• **What the task requires**:
Check the listing below line by line and report how many lines hold "quidem", with no other words.

• **Extracted records**:

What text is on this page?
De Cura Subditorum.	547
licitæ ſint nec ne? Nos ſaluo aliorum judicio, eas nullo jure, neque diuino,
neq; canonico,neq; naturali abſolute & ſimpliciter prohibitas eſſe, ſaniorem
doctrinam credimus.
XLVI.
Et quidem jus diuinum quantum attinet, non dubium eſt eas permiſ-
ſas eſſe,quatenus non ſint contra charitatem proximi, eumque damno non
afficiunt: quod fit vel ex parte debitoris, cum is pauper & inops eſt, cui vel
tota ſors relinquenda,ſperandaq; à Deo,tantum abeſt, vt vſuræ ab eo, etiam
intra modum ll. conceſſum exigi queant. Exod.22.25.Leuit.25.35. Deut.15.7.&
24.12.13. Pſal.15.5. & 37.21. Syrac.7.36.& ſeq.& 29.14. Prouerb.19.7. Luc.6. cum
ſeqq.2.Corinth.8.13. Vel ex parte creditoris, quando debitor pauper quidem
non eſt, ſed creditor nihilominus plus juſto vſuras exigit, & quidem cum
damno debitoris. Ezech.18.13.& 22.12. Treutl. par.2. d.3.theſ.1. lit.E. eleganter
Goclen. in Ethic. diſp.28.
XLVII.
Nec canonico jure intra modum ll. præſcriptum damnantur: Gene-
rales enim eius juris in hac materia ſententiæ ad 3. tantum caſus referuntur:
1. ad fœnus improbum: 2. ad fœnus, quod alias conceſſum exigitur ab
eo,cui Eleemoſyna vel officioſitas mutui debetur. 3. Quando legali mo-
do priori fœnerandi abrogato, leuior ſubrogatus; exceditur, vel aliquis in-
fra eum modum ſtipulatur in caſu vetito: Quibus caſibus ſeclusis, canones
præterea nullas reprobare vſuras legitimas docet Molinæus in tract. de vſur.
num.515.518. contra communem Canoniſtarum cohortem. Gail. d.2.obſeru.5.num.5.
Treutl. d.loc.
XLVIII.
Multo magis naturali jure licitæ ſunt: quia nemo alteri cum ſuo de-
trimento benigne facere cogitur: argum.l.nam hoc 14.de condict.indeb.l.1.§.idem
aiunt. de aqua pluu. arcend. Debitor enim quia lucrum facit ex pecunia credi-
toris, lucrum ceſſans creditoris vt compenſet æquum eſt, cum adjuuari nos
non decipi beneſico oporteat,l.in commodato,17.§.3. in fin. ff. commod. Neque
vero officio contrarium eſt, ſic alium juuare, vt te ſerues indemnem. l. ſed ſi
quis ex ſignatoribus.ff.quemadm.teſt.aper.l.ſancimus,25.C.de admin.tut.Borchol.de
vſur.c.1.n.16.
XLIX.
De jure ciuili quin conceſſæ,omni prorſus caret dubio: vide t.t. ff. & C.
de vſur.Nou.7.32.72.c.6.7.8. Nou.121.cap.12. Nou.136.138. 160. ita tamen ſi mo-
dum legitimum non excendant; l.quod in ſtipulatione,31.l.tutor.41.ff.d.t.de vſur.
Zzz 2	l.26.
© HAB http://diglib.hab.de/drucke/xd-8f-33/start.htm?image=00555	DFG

• **Solution for this exercise**:
3